_Written request_
Write out each line exactly as given. Leave the pictures out of your copy.

Dataset rows about figures
^^^^

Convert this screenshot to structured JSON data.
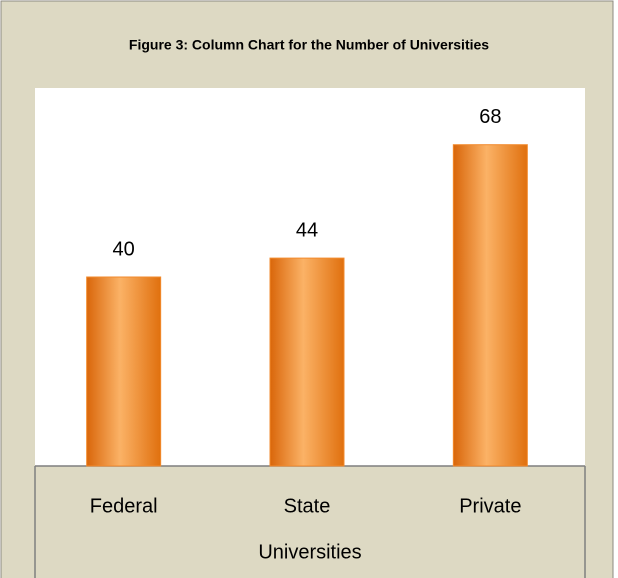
{
  "chart_data": {
    "type": "bar",
    "title": "Figure 3: Column Chart for the Number of Universities",
    "categories": [
      "Federal",
      "State",
      "Private"
    ],
    "values": [
      40,
      44,
      68
    ],
    "color": "#f28a2c",
    "x_label": "Universities",
    "ylim": [
      0,
      80
    ]
  }
}
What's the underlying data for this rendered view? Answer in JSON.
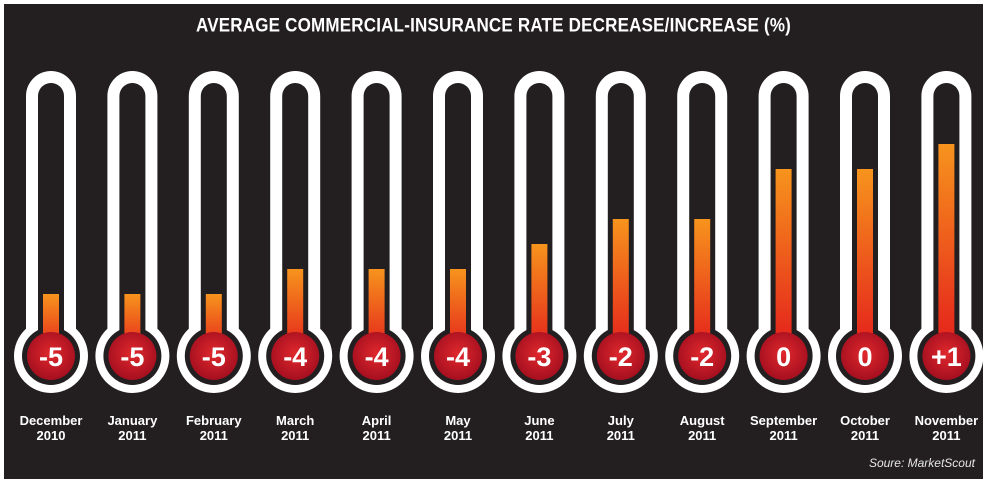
{
  "title": "AVERAGE COMMERCIAL-INSURANCE RATE DECREASE/INCREASE (%)",
  "source": "Soure: MarketScout",
  "colors": {
    "background": "#231f20",
    "tube": "#ffffff",
    "fill_top": "#f7941d",
    "fill_bottom": "#e31b1b",
    "bulb": "#c8102e",
    "bulb_text": "#ffffff"
  },
  "chart_data": {
    "type": "bar",
    "style": "thermometer",
    "title": "AVERAGE COMMERCIAL-INSURANCE RATE DECREASE/INCREASE (%)",
    "categories": [
      "December 2010",
      "January 2011",
      "February 2011",
      "March 2011",
      "April 2011",
      "May 2011",
      "June 2011",
      "July 2011",
      "August 2011",
      "September 2011",
      "October 2011",
      "November 2011"
    ],
    "category_lines": [
      [
        "December",
        "2010"
      ],
      [
        "January",
        "2011"
      ],
      [
        "February",
        "2011"
      ],
      [
        "March",
        "2011"
      ],
      [
        "April",
        "2011"
      ],
      [
        "May",
        "2011"
      ],
      [
        "June",
        "2011"
      ],
      [
        "July",
        "2011"
      ],
      [
        "August",
        "2011"
      ],
      [
        "September",
        "2011"
      ],
      [
        "October",
        "2011"
      ],
      [
        "November",
        "2011"
      ]
    ],
    "values": [
      -5,
      -5,
      -5,
      -4,
      -4,
      -4,
      -3,
      -2,
      -2,
      0,
      0,
      1
    ],
    "value_labels": [
      "-5",
      "-5",
      "-5",
      "-4",
      "-4",
      "-4",
      "-3",
      "-2",
      "-2",
      "0",
      "0",
      "+1"
    ],
    "ylim": [
      -7,
      2
    ]
  }
}
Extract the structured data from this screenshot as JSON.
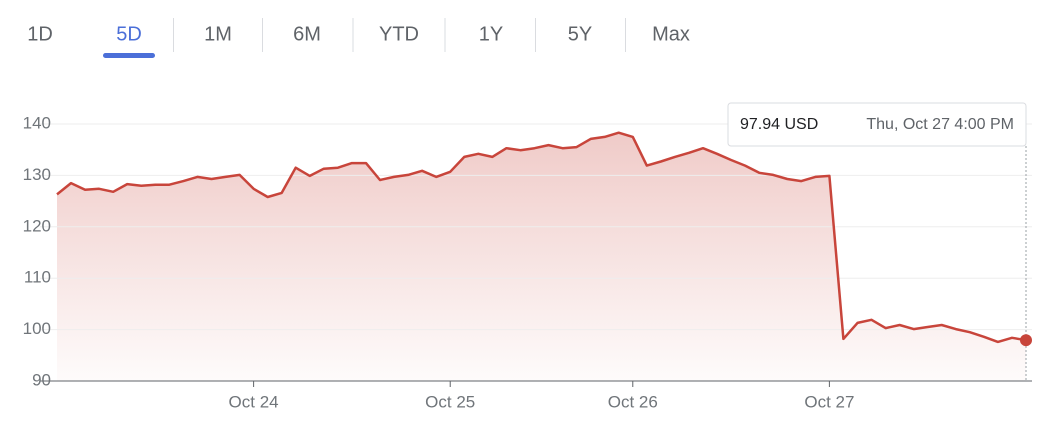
{
  "tabs": [
    "1D",
    "5D",
    "1M",
    "6M",
    "YTD",
    "1Y",
    "5Y",
    "Max"
  ],
  "active_tab": 1,
  "chart_data": {
    "type": "line",
    "color": "#c8453b",
    "categories": [
      null,
      null,
      null,
      null,
      null,
      null,
      null,
      null,
      null,
      null,
      null,
      null,
      null,
      null,
      "Oct 24",
      null,
      null,
      null,
      null,
      null,
      null,
      null,
      null,
      null,
      null,
      null,
      null,
      null,
      "Oct 25",
      null,
      null,
      null,
      null,
      null,
      null,
      null,
      null,
      null,
      null,
      null,
      null,
      "Oct 26",
      null,
      null,
      null,
      null,
      null,
      null,
      null,
      null,
      null,
      null,
      null,
      null,
      null,
      "Oct 27",
      null,
      null,
      null,
      null,
      null,
      null,
      null,
      null,
      null,
      null,
      null,
      null,
      null,
      null
    ],
    "values": [
      126.3,
      128.5,
      127.2,
      127.4,
      126.8,
      128.3,
      128.0,
      128.2,
      128.2,
      128.9,
      129.7,
      129.3,
      129.7,
      130.1,
      127.4,
      125.8,
      126.6,
      131.5,
      129.9,
      131.3,
      131.5,
      132.4,
      132.4,
      129.1,
      129.7,
      130.1,
      130.9,
      129.7,
      130.7,
      133.6,
      134.2,
      133.6,
      135.3,
      134.9,
      135.3,
      135.9,
      135.3,
      135.5,
      137.1,
      137.5,
      138.3,
      137.5,
      131.9,
      132.7,
      133.6,
      134.4,
      135.3,
      134.2,
      133.0,
      131.9,
      130.5,
      130.1,
      129.3,
      128.9,
      129.7,
      129.9,
      98.2,
      101.3,
      101.9,
      100.3,
      100.9,
      100.1,
      100.5,
      100.9,
      100.1,
      99.5,
      98.6,
      97.6,
      98.4,
      97.94
    ],
    "ylim": [
      90,
      140
    ],
    "yticks": [
      90,
      100,
      110,
      120,
      130,
      140
    ],
    "grid": true,
    "tooltip": {
      "value": 97.94,
      "label": "97.94 USD",
      "date": "Thu, Oct 27 4:00 PM"
    }
  }
}
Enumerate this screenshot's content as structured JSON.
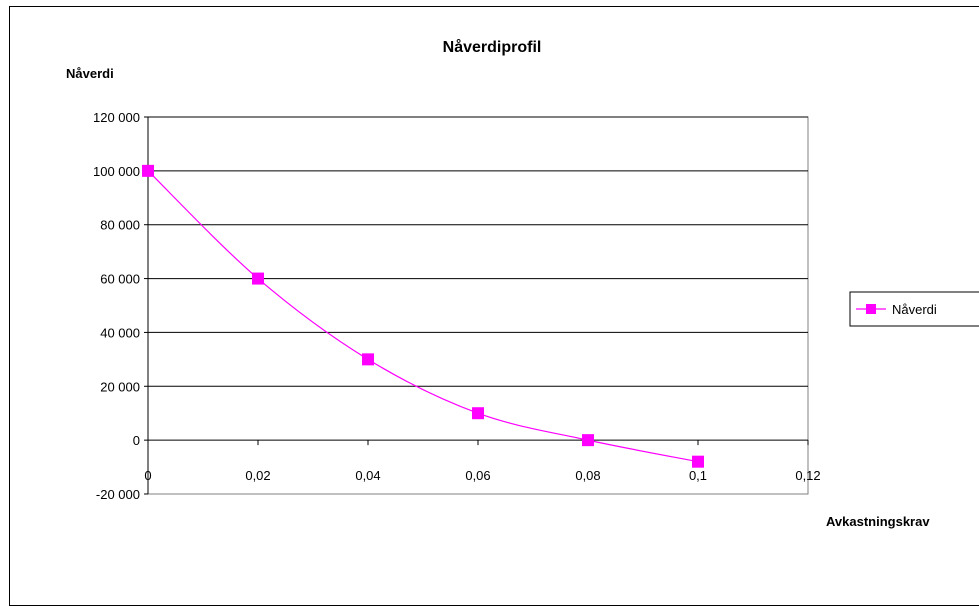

^^^^

_Completed task_
Convert this screenshot to structured JSON data.
{
  "chart_data": {
    "type": "bar",
    "title": "Figure 3: Column Chart for the Number of Universities",
    "categories": [
      "Federal",
      "State",
      "Private"
    ],
    "values": [
      40,
      44,
      68
    ],
    "color": "#f28a2c",
    "x_label": "Universities",
    "ylim": [
      0,
      80
    ]
  }
}
What's the underlying data for this rendered view? Answer in JSON.
{
  "title": "AVERAGE COMMERCIAL-INSURANCE RATE DECREASE/INCREASE (%)",
  "source": "Soure: MarketScout",
  "colors": {
    "background": "#231f20",
    "tube": "#ffffff",
    "fill_top": "#f7941d",
    "fill_bottom": "#e31b1b",
    "bulb": "#c8102e",
    "bulb_text": "#ffffff"
  },
  "chart_data": {
    "type": "bar",
    "style": "thermometer",
    "title": "AVERAGE COMMERCIAL-INSURANCE RATE DECREASE/INCREASE (%)",
    "categories": [
      "December 2010",
      "January 2011",
      "February 2011",
      "March 2011",
      "April 2011",
      "May 2011",
      "June 2011",
      "July 2011",
      "August 2011",
      "September 2011",
      "October 2011",
      "November 2011"
    ],
    "category_lines": [
      [
        "December",
        "2010"
      ],
      [
        "January",
        "2011"
      ],
      [
        "February",
        "2011"
      ],
      [
        "March",
        "2011"
      ],
      [
        "April",
        "2011"
      ],
      [
        "May",
        "2011"
      ],
      [
        "June",
        "2011"
      ],
      [
        "July",
        "2011"
      ],
      [
        "August",
        "2011"
      ],
      [
        "September",
        "2011"
      ],
      [
        "October",
        "2011"
      ],
      [
        "November",
        "2011"
      ]
    ],
    "values": [
      -5,
      -5,
      -5,
      -4,
      -4,
      -4,
      -3,
      -2,
      -2,
      0,
      0,
      1
    ],
    "value_labels": [
      "-5",
      "-5",
      "-5",
      "-4",
      "-4",
      "-4",
      "-3",
      "-2",
      "-2",
      "0",
      "0",
      "+1"
    ],
    "ylim": [
      -7,
      2
    ]
  }
}
Extract the structured data from this screenshot as JSON.
{
  "tabs": [
    "1D",
    "5D",
    "1M",
    "6M",
    "YTD",
    "1Y",
    "5Y",
    "Max"
  ],
  "active_tab": 1,
  "chart_data": {
    "type": "line",
    "color": "#c8453b",
    "categories": [
      null,
      null,
      null,
      null,
      null,
      null,
      null,
      null,
      null,
      null,
      null,
      null,
      null,
      null,
      "Oct 24",
      null,
      null,
      null,
      null,
      null,
      null,
      null,
      null,
      null,
      null,
      null,
      null,
      null,
      "Oct 25",
      null,
      null,
      null,
      null,
      null,
      null,
      null,
      null,
      null,
      null,
      null,
      null,
      "Oct 26",
      null,
      null,
      null,
      null,
      null,
      null,
      null,
      null,
      null,
      null,
      null,
      null,
      null,
      "Oct 27",
      null,
      null,
      null,
      null,
      null,
      null,
      null,
      null,
      null,
      null,
      null,
      null,
      null,
      null
    ],
    "values": [
      126.3,
      128.5,
      127.2,
      127.4,
      126.8,
      128.3,
      128.0,
      128.2,
      128.2,
      128.9,
      129.7,
      129.3,
      129.7,
      130.1,
      127.4,
      125.8,
      126.6,
      131.5,
      129.9,
      131.3,
      131.5,
      132.4,
      132.4,
      129.1,
      129.7,
      130.1,
      130.9,
      129.7,
      130.7,
      133.6,
      134.2,
      133.6,
      135.3,
      134.9,
      135.3,
      135.9,
      135.3,
      135.5,
      137.1,
      137.5,
      138.3,
      137.5,
      131.9,
      132.7,
      133.6,
      134.4,
      135.3,
      134.2,
      133.0,
      131.9,
      130.5,
      130.1,
      129.3,
      128.9,
      129.7,
      129.9,
      98.2,
      101.3,
      101.9,
      100.3,
      100.9,
      100.1,
      100.5,
      100.9,
      100.1,
      99.5,
      98.6,
      97.6,
      98.4,
      97.94
    ],
    "ylim": [
      90,
      140
    ],
    "yticks": [
      90,
      100,
      110,
      120,
      130,
      140
    ],
    "grid": true,
    "tooltip": {
      "value": 97.94,
      "label": "97.94 USD",
      "date": "Thu, Oct 27 4:00 PM"
    }
  }
}
Enumerate this screenshot's content as structured JSON.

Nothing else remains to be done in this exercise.